* begin AVAILABLE RECORDS *

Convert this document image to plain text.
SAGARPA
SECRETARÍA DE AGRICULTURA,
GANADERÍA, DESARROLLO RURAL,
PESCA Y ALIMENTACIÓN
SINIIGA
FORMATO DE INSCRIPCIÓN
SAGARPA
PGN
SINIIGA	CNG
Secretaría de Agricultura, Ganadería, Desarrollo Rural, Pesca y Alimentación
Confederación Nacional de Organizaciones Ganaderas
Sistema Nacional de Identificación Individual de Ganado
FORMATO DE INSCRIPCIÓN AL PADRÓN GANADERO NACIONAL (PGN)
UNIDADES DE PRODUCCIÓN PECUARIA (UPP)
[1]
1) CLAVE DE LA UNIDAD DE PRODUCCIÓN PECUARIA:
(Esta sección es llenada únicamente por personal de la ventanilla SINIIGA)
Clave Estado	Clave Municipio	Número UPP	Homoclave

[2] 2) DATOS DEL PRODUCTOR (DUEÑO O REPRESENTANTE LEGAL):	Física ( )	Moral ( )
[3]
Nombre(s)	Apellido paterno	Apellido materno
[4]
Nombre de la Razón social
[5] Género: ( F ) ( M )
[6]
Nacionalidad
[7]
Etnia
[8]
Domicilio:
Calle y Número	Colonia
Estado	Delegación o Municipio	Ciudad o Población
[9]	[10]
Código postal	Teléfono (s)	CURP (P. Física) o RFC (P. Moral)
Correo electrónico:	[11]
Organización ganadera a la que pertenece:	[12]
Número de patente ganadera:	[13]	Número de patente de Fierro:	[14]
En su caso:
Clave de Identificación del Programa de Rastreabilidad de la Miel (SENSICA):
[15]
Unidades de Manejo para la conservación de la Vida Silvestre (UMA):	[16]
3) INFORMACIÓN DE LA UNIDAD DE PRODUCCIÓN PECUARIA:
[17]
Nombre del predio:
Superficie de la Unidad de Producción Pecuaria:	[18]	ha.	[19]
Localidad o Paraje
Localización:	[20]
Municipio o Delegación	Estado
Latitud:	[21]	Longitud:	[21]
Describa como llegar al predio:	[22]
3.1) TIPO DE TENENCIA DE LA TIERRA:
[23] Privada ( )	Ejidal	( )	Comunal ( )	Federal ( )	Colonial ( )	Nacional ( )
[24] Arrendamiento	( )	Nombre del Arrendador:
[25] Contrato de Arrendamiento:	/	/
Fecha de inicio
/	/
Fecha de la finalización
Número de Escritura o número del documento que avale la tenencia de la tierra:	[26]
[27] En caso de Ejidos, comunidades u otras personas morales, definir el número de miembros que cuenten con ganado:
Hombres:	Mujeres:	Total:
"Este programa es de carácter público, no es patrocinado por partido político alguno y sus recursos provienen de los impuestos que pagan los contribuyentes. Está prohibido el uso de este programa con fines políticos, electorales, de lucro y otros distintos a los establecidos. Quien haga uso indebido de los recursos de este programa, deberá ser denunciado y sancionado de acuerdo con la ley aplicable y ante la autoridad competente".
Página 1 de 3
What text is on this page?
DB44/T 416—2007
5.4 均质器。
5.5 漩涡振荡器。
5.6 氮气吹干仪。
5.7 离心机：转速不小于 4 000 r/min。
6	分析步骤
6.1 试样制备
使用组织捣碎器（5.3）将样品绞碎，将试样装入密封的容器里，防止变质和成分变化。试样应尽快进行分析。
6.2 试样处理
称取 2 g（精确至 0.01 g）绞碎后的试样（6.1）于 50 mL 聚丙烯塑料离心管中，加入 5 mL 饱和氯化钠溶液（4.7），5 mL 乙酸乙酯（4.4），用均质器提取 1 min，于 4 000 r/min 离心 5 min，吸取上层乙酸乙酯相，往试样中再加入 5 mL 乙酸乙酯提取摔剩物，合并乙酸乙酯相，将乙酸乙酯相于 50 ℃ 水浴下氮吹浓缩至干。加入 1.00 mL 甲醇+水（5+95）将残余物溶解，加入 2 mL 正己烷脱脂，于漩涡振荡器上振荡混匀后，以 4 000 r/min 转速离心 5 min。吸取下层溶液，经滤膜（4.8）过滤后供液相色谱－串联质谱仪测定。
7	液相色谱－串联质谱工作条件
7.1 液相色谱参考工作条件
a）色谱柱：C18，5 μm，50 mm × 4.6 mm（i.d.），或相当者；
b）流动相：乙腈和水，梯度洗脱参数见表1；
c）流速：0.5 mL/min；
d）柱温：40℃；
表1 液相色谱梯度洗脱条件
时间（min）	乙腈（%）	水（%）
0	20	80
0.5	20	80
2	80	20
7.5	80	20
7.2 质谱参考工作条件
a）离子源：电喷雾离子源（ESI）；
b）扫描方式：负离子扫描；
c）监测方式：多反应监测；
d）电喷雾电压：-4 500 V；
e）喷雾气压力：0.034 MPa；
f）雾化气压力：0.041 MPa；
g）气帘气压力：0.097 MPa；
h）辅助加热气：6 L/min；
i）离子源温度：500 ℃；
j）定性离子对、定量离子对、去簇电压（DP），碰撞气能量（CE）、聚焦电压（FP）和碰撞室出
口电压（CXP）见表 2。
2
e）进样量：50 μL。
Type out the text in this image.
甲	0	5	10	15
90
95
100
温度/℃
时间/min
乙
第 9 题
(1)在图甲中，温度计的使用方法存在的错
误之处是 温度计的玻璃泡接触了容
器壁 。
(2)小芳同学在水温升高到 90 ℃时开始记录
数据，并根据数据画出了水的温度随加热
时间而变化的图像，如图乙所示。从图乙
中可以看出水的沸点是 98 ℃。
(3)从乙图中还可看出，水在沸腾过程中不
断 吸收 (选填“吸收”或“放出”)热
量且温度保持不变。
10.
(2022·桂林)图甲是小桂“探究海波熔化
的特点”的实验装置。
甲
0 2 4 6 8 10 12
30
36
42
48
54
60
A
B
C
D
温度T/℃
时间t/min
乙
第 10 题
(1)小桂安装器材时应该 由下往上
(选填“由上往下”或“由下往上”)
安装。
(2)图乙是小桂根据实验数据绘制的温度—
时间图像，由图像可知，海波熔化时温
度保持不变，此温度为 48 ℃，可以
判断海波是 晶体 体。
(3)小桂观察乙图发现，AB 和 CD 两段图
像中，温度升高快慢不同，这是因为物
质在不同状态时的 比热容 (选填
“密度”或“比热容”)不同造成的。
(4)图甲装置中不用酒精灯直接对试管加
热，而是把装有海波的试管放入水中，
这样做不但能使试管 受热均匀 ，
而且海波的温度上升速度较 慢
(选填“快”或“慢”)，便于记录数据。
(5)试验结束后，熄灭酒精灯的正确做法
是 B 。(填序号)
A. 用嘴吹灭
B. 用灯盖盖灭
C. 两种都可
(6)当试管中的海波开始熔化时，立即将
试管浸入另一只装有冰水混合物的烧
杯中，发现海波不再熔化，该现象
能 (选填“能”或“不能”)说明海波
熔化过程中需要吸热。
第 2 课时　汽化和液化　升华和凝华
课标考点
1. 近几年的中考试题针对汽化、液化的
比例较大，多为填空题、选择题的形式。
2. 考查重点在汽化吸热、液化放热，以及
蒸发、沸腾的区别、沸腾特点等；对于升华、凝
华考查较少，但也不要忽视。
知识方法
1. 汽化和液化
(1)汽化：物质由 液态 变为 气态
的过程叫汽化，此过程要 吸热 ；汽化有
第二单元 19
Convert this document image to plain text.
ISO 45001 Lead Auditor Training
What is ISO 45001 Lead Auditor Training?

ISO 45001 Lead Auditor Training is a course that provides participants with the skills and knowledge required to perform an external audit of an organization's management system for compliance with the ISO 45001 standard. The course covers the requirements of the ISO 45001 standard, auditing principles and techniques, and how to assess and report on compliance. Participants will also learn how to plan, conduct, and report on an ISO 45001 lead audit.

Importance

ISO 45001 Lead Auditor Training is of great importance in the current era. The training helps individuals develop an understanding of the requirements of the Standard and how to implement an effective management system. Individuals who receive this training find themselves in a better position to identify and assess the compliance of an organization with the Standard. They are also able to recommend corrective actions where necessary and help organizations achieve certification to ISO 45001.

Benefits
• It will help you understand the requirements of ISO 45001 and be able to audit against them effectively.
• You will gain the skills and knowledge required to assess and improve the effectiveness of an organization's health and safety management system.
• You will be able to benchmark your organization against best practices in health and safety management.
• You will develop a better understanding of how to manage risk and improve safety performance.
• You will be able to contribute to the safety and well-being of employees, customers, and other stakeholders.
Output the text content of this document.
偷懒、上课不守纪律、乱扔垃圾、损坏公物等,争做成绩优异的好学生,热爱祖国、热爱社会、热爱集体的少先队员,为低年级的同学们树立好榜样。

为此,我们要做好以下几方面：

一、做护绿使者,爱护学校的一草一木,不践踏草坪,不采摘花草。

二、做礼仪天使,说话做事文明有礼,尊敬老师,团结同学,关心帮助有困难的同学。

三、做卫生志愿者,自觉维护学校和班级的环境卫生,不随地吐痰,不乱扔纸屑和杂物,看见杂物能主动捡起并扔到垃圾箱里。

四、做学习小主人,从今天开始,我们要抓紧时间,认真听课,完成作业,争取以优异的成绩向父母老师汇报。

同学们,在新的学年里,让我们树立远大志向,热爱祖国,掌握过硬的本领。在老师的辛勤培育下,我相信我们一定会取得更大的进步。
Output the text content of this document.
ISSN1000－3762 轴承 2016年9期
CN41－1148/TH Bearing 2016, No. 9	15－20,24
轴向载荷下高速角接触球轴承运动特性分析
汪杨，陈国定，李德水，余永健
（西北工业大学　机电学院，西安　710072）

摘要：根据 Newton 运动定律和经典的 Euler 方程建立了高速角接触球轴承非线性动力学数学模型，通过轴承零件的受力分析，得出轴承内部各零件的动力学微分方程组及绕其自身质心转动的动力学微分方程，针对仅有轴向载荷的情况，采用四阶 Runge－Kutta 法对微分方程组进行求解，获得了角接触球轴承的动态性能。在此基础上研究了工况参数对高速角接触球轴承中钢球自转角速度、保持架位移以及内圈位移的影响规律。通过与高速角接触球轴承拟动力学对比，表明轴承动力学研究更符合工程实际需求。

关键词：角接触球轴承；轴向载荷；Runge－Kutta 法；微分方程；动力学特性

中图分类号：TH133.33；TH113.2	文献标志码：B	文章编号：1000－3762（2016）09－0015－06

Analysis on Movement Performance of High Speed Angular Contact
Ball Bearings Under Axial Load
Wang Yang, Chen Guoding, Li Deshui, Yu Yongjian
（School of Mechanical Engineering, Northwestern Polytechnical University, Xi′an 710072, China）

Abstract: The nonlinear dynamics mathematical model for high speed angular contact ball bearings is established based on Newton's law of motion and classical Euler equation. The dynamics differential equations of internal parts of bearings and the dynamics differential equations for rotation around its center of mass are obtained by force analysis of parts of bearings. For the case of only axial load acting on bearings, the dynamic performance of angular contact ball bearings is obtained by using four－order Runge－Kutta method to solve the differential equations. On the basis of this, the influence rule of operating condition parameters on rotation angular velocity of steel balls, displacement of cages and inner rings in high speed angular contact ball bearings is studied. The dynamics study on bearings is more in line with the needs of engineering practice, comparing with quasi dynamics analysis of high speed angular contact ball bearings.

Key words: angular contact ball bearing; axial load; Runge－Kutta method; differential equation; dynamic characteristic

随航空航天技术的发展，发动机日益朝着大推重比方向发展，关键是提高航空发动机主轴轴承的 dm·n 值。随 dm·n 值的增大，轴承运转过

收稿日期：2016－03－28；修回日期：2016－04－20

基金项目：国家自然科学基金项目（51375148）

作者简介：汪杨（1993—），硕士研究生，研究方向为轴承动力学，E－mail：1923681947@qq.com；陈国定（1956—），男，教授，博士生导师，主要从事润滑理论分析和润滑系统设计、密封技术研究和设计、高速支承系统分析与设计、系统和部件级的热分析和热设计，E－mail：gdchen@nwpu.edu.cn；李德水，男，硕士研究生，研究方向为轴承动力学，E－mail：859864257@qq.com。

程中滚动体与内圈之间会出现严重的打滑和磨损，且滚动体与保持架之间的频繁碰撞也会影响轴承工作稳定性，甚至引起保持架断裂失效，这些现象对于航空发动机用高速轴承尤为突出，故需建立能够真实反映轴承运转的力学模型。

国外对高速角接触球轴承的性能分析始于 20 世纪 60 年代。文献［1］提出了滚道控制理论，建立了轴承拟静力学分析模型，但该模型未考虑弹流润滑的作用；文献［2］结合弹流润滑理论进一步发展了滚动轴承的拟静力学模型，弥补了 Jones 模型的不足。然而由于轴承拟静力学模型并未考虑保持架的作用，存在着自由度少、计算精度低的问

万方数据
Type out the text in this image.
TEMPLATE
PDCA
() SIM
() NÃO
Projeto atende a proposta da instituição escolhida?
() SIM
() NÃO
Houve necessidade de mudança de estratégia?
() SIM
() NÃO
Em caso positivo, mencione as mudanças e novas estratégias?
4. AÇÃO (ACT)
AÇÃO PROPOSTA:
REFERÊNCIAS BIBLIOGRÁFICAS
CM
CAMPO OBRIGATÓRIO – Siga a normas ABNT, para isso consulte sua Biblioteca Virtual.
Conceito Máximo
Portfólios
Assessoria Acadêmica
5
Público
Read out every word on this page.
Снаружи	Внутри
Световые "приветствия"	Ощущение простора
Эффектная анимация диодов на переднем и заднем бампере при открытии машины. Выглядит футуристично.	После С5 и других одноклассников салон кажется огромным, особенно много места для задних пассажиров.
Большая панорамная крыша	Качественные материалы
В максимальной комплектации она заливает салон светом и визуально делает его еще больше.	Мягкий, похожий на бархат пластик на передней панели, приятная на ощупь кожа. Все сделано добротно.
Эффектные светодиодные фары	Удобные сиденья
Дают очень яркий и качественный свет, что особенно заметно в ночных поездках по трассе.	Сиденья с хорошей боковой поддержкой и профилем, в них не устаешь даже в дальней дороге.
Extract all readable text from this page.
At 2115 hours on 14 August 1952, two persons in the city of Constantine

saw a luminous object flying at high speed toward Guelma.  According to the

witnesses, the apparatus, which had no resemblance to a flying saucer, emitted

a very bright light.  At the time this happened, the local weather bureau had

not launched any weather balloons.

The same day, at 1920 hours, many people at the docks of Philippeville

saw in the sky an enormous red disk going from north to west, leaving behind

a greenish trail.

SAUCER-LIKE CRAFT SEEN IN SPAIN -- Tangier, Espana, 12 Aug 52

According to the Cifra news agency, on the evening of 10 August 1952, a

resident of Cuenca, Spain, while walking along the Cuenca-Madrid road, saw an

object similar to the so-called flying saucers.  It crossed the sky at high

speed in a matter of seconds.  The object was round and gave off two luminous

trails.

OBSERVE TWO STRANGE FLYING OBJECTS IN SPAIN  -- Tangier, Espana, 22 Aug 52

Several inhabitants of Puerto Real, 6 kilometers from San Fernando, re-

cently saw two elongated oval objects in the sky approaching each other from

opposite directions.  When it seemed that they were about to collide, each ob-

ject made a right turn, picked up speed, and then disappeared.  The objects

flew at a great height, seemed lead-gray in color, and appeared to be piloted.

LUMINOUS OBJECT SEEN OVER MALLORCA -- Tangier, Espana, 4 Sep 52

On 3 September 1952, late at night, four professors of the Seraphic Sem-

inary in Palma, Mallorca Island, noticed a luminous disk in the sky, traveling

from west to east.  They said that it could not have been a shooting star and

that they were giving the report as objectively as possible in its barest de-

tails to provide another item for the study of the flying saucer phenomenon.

* end AVAILABLE RECORDS *

TASK TO CARRY OUT: From the listing above, copy out each line where the word "Nombre" appears.

RESULT OF THE EXERCISE:
Nombre(s)	Apellido paterno	Apellido materno
Nombre de la Razón social
Nombre del predio:
[24] Arrendamiento	( )	Nombre del Arrendador:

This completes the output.